Provided records –
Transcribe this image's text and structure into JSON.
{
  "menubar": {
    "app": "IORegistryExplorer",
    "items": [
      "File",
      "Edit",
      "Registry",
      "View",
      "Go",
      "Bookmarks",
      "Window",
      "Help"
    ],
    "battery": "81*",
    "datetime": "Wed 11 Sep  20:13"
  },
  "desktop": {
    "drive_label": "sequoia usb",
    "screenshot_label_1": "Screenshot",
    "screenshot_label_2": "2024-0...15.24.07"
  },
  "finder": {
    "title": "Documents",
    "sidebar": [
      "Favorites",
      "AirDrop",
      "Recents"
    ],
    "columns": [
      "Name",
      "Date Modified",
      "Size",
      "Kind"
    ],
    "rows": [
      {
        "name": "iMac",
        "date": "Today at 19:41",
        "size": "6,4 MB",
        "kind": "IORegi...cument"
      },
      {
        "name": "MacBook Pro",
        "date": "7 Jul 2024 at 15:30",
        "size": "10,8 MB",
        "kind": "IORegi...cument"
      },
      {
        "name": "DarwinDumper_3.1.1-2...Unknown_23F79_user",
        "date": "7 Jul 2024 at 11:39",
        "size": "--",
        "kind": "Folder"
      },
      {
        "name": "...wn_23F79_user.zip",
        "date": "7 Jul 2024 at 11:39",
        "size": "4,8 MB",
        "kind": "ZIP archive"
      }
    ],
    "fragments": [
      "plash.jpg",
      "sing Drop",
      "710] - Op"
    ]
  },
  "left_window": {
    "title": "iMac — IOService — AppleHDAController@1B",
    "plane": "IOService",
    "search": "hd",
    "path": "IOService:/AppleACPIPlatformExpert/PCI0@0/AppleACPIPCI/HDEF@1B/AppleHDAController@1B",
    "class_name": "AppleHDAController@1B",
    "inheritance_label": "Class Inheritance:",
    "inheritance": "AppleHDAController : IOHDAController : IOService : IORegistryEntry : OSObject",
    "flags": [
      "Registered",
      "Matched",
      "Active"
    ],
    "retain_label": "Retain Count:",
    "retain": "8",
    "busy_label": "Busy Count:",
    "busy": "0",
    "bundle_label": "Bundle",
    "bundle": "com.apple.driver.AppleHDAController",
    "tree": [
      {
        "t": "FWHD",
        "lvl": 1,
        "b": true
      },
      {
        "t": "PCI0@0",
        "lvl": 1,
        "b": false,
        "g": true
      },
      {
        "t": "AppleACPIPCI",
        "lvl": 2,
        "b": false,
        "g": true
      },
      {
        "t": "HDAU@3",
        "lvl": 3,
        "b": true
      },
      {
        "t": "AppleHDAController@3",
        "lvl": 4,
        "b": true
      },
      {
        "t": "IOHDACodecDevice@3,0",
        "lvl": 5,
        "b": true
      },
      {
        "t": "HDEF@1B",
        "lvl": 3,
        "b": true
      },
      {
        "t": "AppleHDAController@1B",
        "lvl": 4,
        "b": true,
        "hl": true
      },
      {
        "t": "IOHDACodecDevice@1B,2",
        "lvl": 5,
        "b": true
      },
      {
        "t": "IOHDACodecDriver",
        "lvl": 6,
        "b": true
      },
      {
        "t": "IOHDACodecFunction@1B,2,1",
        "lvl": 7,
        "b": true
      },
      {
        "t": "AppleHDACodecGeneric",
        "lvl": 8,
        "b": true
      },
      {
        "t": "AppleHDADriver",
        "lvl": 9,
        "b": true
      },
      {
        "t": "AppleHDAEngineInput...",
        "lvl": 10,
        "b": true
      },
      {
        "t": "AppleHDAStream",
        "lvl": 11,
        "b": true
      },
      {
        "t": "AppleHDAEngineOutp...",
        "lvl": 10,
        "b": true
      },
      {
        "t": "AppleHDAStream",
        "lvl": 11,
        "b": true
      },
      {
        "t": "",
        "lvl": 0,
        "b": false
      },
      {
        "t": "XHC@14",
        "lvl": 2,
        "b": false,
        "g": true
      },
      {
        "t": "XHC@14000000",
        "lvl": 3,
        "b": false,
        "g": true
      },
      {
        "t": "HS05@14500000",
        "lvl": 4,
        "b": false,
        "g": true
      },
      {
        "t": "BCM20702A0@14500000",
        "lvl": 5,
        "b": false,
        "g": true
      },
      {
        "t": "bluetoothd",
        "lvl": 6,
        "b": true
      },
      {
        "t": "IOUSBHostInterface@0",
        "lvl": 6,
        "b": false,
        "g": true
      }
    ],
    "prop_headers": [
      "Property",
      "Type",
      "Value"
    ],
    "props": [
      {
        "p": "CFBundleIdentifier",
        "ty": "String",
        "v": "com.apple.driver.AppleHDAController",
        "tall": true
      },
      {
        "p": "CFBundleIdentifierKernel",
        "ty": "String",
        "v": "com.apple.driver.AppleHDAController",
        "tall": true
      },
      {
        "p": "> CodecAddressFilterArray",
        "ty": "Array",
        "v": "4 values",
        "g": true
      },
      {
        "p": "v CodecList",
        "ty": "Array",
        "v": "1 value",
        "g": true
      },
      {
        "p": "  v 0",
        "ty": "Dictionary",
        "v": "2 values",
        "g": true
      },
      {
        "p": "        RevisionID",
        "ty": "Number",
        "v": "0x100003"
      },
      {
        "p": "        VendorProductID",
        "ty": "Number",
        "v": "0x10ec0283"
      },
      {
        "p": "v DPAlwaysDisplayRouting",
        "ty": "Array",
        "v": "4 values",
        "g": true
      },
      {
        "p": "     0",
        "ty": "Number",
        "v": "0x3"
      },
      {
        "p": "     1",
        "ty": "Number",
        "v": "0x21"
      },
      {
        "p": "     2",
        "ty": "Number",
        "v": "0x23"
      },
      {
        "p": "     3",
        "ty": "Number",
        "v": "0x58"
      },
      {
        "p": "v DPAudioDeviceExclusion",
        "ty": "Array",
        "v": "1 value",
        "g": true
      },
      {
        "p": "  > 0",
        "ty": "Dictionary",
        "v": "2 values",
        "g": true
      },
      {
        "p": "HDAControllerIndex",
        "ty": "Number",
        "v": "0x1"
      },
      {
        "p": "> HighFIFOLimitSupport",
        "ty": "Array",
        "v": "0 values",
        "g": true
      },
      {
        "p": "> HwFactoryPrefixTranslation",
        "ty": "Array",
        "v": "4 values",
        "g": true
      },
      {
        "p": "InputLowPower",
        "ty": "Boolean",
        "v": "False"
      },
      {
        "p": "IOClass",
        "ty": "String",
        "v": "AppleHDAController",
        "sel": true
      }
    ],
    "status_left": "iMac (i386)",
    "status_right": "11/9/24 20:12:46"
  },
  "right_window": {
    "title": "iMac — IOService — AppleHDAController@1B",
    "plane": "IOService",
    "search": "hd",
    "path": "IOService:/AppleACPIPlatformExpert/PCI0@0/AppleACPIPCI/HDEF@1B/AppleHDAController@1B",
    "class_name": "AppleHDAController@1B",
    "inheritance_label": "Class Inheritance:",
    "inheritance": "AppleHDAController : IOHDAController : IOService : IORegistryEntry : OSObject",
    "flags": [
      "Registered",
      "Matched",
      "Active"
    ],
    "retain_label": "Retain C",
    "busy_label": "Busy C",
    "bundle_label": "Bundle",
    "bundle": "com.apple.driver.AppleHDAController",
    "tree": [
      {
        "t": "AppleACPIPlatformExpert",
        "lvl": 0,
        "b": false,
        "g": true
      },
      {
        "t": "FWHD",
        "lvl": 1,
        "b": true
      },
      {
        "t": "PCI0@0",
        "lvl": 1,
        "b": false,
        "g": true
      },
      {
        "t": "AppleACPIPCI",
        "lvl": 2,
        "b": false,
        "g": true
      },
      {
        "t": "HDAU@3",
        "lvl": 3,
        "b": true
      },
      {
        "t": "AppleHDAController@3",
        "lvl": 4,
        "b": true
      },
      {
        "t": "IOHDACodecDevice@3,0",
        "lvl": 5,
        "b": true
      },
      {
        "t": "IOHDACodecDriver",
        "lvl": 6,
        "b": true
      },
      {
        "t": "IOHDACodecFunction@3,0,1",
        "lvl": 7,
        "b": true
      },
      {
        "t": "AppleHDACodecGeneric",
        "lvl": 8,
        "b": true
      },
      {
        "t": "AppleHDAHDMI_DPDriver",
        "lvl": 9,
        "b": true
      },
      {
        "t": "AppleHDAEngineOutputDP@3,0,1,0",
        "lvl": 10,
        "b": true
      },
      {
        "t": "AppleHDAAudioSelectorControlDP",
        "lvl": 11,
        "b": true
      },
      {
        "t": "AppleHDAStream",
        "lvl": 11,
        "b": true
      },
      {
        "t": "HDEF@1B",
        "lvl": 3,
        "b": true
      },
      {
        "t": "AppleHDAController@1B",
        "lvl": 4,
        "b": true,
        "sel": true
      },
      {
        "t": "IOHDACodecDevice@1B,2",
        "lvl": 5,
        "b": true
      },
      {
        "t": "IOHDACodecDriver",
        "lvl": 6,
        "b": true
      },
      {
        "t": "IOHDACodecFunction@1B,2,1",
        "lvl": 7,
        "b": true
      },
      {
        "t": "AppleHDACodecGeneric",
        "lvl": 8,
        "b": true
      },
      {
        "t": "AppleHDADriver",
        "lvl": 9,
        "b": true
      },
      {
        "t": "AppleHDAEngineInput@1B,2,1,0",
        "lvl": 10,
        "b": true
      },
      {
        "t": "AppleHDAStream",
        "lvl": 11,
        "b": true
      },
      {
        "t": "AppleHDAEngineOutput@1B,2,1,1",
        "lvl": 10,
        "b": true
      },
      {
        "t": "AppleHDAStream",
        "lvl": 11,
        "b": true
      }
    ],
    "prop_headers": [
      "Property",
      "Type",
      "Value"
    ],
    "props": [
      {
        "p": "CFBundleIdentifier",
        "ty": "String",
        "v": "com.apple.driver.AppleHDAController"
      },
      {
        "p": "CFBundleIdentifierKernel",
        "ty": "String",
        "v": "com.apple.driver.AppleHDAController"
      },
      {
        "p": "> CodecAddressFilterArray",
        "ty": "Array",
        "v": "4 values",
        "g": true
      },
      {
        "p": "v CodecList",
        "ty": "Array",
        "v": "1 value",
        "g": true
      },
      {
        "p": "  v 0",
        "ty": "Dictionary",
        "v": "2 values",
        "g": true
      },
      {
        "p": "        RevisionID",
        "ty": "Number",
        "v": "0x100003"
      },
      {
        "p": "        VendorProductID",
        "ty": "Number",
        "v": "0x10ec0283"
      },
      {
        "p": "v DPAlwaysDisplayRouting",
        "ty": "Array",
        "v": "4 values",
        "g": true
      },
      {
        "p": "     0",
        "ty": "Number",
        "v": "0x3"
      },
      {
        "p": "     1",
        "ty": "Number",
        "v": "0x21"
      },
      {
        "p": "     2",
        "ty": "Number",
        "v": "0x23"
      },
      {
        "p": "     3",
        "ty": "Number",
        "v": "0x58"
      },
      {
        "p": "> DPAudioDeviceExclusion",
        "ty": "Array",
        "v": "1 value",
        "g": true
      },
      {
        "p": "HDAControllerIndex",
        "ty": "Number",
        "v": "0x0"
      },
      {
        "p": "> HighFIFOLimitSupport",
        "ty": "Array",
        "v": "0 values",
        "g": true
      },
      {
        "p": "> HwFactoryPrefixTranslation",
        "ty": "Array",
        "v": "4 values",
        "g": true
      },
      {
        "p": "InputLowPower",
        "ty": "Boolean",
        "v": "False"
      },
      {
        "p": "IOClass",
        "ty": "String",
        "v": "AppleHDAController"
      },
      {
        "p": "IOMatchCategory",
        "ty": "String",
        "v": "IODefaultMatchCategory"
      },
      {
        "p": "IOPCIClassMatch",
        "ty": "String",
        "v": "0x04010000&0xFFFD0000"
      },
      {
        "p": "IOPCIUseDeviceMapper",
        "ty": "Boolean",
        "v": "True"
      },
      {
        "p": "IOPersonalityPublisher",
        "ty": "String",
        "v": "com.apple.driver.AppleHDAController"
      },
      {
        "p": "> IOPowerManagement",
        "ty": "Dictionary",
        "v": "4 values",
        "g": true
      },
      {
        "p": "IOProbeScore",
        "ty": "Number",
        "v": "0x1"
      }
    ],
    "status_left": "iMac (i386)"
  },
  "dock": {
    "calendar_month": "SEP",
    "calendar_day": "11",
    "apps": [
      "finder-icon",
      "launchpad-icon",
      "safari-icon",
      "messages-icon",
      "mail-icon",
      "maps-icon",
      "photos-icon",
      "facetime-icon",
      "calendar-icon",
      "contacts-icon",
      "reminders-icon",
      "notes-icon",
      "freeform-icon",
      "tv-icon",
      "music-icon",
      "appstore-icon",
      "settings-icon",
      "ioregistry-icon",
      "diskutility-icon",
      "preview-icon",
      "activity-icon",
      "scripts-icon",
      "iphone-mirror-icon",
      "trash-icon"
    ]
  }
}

Exercise – Copy each line above that contains the string "DPAudioDeviceExclusion".

Right answer –
        "p": "v DPAudioDeviceExclusion",
        "p": "> DPAudioDeviceExclusion",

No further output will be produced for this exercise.